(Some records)
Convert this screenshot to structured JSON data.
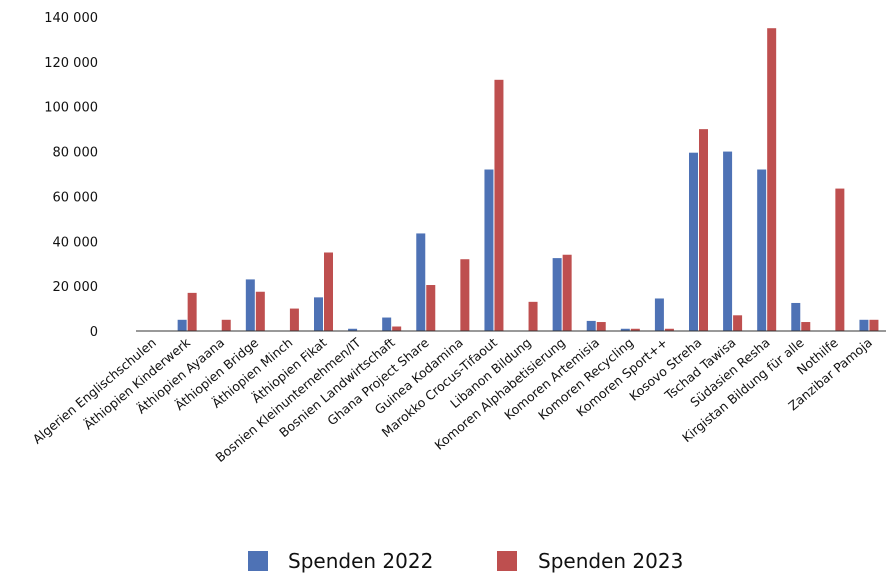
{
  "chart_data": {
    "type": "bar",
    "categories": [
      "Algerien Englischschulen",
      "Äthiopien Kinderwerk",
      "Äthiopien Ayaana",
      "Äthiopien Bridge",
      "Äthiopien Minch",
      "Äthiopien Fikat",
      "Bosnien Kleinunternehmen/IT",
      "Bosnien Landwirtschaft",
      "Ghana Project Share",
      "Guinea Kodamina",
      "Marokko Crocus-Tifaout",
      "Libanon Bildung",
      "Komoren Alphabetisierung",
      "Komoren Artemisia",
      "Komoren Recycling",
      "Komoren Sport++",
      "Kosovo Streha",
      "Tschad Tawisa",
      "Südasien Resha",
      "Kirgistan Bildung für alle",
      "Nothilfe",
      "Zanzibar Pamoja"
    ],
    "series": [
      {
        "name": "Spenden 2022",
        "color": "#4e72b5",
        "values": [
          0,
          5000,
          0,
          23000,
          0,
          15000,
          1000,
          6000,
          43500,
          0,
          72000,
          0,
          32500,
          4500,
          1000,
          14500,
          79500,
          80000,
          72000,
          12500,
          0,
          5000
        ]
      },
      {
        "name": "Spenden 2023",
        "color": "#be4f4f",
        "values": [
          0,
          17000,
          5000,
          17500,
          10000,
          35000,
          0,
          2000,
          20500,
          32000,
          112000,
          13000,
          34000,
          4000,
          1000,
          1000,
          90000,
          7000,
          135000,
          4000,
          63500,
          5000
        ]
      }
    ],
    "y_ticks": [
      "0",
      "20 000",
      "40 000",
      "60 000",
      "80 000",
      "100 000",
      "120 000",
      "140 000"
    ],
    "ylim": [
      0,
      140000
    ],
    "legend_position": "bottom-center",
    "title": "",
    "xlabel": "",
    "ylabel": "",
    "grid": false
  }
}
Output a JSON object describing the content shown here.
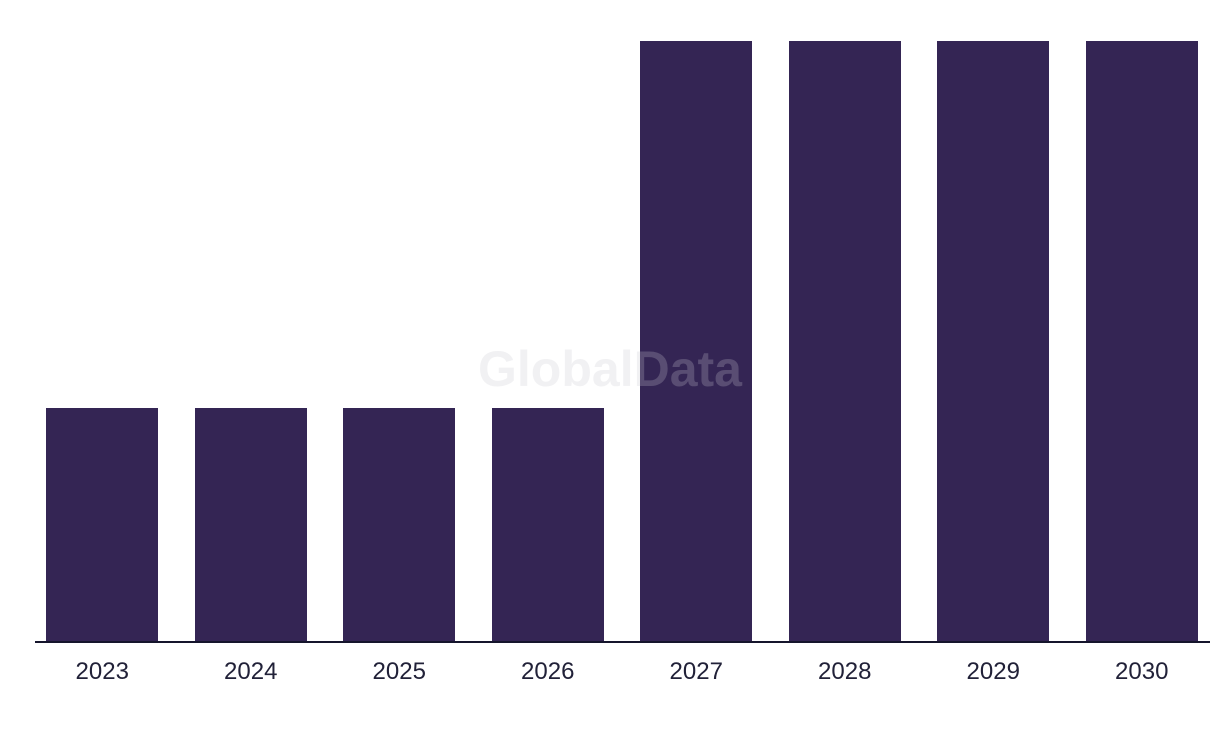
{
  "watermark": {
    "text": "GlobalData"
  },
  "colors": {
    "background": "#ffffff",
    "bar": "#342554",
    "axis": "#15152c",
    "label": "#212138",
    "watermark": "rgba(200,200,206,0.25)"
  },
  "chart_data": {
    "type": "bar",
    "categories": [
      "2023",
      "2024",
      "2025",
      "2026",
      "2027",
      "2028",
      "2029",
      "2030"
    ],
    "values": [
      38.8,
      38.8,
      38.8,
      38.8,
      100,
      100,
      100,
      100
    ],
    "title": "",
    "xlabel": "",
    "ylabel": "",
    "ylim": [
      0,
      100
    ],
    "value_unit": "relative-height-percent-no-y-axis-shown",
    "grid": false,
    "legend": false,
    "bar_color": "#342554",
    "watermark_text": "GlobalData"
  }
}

==

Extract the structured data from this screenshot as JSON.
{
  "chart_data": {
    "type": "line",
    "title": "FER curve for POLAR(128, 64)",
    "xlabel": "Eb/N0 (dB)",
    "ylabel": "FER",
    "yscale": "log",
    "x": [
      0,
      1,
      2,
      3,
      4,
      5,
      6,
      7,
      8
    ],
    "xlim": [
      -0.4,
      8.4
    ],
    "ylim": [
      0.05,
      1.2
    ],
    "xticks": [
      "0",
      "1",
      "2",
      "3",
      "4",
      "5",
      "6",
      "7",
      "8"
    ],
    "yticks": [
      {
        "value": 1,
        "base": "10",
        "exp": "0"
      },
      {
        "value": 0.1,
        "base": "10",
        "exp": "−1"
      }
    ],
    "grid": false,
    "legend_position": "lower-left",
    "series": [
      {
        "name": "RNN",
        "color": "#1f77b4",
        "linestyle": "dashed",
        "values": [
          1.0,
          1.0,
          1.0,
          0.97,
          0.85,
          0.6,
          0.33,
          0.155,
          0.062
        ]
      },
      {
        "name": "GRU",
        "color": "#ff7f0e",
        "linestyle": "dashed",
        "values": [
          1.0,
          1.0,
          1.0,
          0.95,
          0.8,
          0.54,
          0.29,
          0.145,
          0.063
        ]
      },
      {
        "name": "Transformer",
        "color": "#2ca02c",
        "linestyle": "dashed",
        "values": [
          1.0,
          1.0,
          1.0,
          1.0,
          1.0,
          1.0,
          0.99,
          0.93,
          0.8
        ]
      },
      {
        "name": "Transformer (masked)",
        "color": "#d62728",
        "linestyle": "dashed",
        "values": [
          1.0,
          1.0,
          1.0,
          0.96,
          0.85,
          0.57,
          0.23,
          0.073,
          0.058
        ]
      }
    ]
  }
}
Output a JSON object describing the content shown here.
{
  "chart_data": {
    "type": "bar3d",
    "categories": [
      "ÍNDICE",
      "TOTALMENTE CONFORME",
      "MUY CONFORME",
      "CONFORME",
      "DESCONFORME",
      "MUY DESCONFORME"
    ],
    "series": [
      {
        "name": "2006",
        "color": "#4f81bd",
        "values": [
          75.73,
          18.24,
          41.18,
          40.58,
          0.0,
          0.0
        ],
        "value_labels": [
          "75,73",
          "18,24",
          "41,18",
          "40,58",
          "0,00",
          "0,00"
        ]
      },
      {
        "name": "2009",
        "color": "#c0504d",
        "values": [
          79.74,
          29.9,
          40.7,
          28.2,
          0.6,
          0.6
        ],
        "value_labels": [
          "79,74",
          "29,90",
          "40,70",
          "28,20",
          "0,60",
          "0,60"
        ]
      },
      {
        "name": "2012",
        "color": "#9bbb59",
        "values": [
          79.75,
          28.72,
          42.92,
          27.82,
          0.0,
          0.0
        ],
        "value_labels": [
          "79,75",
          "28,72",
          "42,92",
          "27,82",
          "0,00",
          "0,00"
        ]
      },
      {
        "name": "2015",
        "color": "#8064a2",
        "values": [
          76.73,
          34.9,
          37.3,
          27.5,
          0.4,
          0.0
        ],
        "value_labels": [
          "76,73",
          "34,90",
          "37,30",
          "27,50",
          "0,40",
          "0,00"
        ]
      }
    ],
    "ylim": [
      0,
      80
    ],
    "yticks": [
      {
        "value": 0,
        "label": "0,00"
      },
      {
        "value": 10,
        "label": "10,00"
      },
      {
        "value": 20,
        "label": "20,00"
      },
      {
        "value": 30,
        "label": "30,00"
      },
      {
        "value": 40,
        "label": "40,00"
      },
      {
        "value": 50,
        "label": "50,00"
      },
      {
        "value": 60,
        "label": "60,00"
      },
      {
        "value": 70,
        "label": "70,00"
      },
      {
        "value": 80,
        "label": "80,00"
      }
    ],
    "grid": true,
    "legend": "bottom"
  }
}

**GIVEN INSTRUCTION**
Count the lines above that contain the word "screenshot", and give only that number.

**SOLUTION FOR THIS TASK**
2